Layout annotation data
————

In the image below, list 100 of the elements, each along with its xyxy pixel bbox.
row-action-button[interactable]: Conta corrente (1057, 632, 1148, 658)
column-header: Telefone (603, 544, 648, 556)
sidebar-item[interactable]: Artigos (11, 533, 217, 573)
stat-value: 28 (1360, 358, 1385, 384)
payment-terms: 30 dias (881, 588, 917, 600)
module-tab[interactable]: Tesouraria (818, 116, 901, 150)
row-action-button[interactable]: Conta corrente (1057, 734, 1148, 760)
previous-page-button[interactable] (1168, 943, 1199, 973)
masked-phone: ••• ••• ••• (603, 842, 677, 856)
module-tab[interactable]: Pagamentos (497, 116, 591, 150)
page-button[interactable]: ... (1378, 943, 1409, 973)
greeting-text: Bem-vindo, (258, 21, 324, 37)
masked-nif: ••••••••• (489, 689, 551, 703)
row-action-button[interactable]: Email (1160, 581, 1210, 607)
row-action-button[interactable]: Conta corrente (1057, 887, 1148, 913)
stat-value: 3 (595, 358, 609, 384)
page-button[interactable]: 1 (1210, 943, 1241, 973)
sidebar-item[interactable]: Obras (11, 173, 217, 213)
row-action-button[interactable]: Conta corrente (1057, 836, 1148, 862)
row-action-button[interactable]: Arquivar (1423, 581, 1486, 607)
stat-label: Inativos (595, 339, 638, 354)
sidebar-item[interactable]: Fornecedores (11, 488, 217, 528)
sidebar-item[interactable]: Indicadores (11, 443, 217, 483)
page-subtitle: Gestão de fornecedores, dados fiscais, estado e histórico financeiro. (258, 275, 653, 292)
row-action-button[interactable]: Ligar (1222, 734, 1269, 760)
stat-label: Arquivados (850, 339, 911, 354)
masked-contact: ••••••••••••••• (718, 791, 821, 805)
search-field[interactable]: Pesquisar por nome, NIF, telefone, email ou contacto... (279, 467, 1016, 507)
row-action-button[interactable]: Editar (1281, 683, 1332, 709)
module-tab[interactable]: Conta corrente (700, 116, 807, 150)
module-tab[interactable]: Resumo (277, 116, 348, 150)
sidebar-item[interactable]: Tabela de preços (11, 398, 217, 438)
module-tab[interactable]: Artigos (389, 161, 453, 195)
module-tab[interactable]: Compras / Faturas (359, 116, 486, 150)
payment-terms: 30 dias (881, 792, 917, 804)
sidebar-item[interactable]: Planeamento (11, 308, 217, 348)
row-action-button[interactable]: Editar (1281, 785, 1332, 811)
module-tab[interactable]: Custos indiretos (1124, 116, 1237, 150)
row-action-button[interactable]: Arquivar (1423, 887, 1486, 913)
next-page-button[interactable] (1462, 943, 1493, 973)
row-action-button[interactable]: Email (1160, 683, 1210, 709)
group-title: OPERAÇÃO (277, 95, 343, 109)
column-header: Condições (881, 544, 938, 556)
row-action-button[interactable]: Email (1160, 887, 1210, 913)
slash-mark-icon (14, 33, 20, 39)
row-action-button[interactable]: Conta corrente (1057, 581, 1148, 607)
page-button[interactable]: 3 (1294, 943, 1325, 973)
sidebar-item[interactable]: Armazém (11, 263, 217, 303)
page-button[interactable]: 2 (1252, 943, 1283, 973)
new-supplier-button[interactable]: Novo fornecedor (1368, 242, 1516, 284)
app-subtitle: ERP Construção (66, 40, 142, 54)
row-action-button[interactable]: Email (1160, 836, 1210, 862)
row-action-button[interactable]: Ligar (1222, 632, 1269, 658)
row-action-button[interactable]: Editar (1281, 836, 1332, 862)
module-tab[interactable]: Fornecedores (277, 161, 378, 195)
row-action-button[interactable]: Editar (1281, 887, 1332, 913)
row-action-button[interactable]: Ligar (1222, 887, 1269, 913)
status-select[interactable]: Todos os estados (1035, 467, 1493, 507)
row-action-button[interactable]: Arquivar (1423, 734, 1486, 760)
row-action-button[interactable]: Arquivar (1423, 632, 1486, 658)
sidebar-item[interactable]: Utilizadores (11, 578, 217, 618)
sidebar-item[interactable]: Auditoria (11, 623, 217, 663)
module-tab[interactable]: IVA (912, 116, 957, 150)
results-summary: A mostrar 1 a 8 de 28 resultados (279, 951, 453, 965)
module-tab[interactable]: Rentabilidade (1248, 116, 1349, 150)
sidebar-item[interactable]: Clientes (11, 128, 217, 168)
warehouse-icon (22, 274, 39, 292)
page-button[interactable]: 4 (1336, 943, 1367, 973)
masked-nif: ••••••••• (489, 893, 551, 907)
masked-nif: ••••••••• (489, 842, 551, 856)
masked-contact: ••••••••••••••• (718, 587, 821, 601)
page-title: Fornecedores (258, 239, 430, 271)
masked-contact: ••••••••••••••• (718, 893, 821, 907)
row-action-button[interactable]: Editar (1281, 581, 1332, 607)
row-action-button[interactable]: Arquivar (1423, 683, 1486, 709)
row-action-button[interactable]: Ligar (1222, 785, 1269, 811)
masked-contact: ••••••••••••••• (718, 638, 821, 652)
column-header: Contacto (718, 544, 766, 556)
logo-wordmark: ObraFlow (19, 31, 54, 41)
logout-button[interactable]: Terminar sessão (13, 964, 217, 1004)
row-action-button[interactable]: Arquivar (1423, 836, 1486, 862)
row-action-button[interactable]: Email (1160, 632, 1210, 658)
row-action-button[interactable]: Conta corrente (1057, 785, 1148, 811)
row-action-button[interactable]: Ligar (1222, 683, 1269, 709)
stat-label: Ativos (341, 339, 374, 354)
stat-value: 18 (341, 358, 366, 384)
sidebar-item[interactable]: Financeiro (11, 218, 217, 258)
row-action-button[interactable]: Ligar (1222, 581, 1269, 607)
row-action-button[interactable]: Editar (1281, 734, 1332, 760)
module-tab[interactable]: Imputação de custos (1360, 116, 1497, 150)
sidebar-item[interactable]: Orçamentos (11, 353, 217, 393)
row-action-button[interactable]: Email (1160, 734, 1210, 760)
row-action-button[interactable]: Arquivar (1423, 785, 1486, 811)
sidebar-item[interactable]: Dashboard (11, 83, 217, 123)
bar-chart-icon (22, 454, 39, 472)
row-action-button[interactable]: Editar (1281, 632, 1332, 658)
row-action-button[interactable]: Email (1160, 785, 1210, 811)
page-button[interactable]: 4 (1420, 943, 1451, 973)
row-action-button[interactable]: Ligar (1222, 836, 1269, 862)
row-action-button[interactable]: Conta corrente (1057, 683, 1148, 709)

————

*Goal:*
Copy the entries above line for line, with no changes.

*Problem solution:*
In the image below, list 100 of the elements, each along with its xyxy pixel bbox.
row-action-button[interactable]: Conta corrente (1057, 632, 1148, 658)
column-header: Telefone (603, 544, 648, 556)
sidebar-item[interactable]: Artigos (11, 533, 217, 573)
stat-value: 28 (1360, 358, 1385, 384)
payment-terms: 30 dias (881, 588, 917, 600)
module-tab[interactable]: Tesouraria (818, 116, 901, 150)
row-action-button[interactable]: Conta corrente (1057, 734, 1148, 760)
previous-page-button[interactable] (1168, 943, 1199, 973)
masked-phone: ••• ••• ••• (603, 842, 677, 856)
module-tab[interactable]: Pagamentos (497, 116, 591, 150)
page-button[interactable]: ... (1378, 943, 1409, 973)
greeting-text: Bem-vindo, (258, 21, 324, 37)
masked-nif: ••••••••• (489, 689, 551, 703)
row-action-button[interactable]: Email (1160, 581, 1210, 607)
row-action-button[interactable]: Conta corrente (1057, 887, 1148, 913)
stat-value: 3 (595, 358, 609, 384)
page-button[interactable]: 1 (1210, 943, 1241, 973)
sidebar-item[interactable]: Obras (11, 173, 217, 213)
row-action-button[interactable]: Conta corrente (1057, 836, 1148, 862)
row-action-button[interactable]: Arquivar (1423, 581, 1486, 607)
stat-label: Inativos (595, 339, 638, 354)
sidebar-item[interactable]: Fornecedores (11, 488, 217, 528)
sidebar-item[interactable]: Indicadores (11, 443, 217, 483)
page-subtitle: Gestão de fornecedores, dados fiscais, estado e histórico financeiro. (258, 275, 653, 292)
row-action-button[interactable]: Ligar (1222, 734, 1269, 760)
stat-label: Arquivados (850, 339, 911, 354)
masked-contact: ••••••••••••••• (718, 791, 821, 805)
search-field[interactable]: Pesquisar por nome, NIF, telefone, email ou contacto... (279, 467, 1016, 507)
row-action-button[interactable]: Editar (1281, 683, 1332, 709)
module-tab[interactable]: Conta corrente (700, 116, 807, 150)
module-tab[interactable]: Resumo (277, 116, 348, 150)
sidebar-item[interactable]: Tabela de preços (11, 398, 217, 438)
module-tab[interactable]: Artigos (389, 161, 453, 195)
module-tab[interactable]: Compras / Faturas (359, 116, 486, 150)
payment-terms: 30 dias (881, 792, 917, 804)
sidebar-item[interactable]: Planeamento (11, 308, 217, 348)
row-action-button[interactable]: Editar (1281, 785, 1332, 811)
module-tab[interactable]: Custos indiretos (1124, 116, 1237, 150)
row-action-button[interactable]: Arquivar (1423, 887, 1486, 913)
next-page-button[interactable] (1462, 943, 1493, 973)
row-action-button[interactable]: Email (1160, 683, 1210, 709)
group-title: OPERAÇÃO (277, 95, 343, 109)
column-header: Condições (881, 544, 938, 556)
row-action-button[interactable]: Email (1160, 887, 1210, 913)
slash-mark-icon (14, 33, 20, 39)
row-action-button[interactable]: Conta corrente (1057, 581, 1148, 607)
page-button[interactable]: 3 (1294, 943, 1325, 973)
sidebar-item[interactable]: Armazém (11, 263, 217, 303)
page-button[interactable]: 2 (1252, 943, 1283, 973)
new-supplier-button[interactable]: Novo fornecedor (1368, 242, 1516, 284)
app-subtitle: ERP Construção (66, 40, 142, 54)
row-action-button[interactable]: Email (1160, 836, 1210, 862)
row-action-button[interactable]: Ligar (1222, 632, 1269, 658)
row-action-button[interactable]: Editar (1281, 836, 1332, 862)
module-tab[interactable]: Fornecedores (277, 161, 378, 195)
row-action-button[interactable]: Editar (1281, 887, 1332, 913)
row-action-button[interactable]: Ligar (1222, 887, 1269, 913)
status-select[interactable]: Todos os estados (1035, 467, 1493, 507)
row-action-button[interactable]: Arquivar (1423, 734, 1486, 760)
row-action-button[interactable]: Arquivar (1423, 632, 1486, 658)
sidebar-item[interactable]: Utilizadores (11, 578, 217, 618)
sidebar-item[interactable]: Auditoria (11, 623, 217, 663)
module-tab[interactable]: IVA (912, 116, 957, 150)
results-summary: A mostrar 1 a 8 de 28 resultados (279, 951, 453, 965)
module-tab[interactable]: Rentabilidade (1248, 116, 1349, 150)
sidebar-item[interactable]: Clientes (11, 128, 217, 168)
warehouse-icon (22, 274, 39, 292)
page-button[interactable]: 4 (1336, 943, 1367, 973)
masked-nif: ••••••••• (489, 893, 551, 907)
masked-nif: ••••••••• (489, 842, 551, 856)
masked-contact: ••••••••••••••• (718, 587, 821, 601)
page-title: Fornecedores (258, 239, 430, 271)
masked-contact: ••••••••••••••• (718, 893, 821, 907)
row-action-button[interactable]: Editar (1281, 581, 1332, 607)
row-action-button[interactable]: Arquivar (1423, 683, 1486, 709)
row-action-button[interactable]: Ligar (1222, 785, 1269, 811)
masked-contact: ••••••••••••••• (718, 638, 821, 652)
column-header: Contacto (718, 544, 766, 556)
logo-wordmark: ObraFlow (19, 31, 54, 41)
logout-button[interactable]: Terminar sessão (13, 964, 217, 1004)
row-action-button[interactable]: Arquivar (1423, 836, 1486, 862)
row-action-button[interactable]: Email (1160, 632, 1210, 658)
row-action-button[interactable]: Conta corrente (1057, 785, 1148, 811)
row-action-button[interactable]: Ligar (1222, 683, 1269, 709)
stat-label: Ativos (341, 339, 374, 354)
stat-value: 18 (341, 358, 366, 384)
sidebar-item[interactable]: Financeiro (11, 218, 217, 258)
row-action-button[interactable]: Ligar (1222, 581, 1269, 607)
row-action-button[interactable]: Editar (1281, 734, 1332, 760)
module-tab[interactable]: Imputação de custos (1360, 116, 1497, 150)
sidebar-item[interactable]: Orçamentos (11, 353, 217, 393)
row-action-button[interactable]: Email (1160, 734, 1210, 760)
row-action-button[interactable]: Arquivar (1423, 785, 1486, 811)
sidebar-item[interactable]: Dashboard (11, 83, 217, 123)
bar-chart-icon (22, 454, 39, 472)
row-action-button[interactable]: Editar (1281, 632, 1332, 658)
row-action-button[interactable]: Email (1160, 785, 1210, 811)
page-button[interactable]: 4 (1420, 943, 1451, 973)
row-action-button[interactable]: Ligar (1222, 836, 1269, 862)
row-action-button[interactable]: Conta corrente (1057, 683, 1148, 709)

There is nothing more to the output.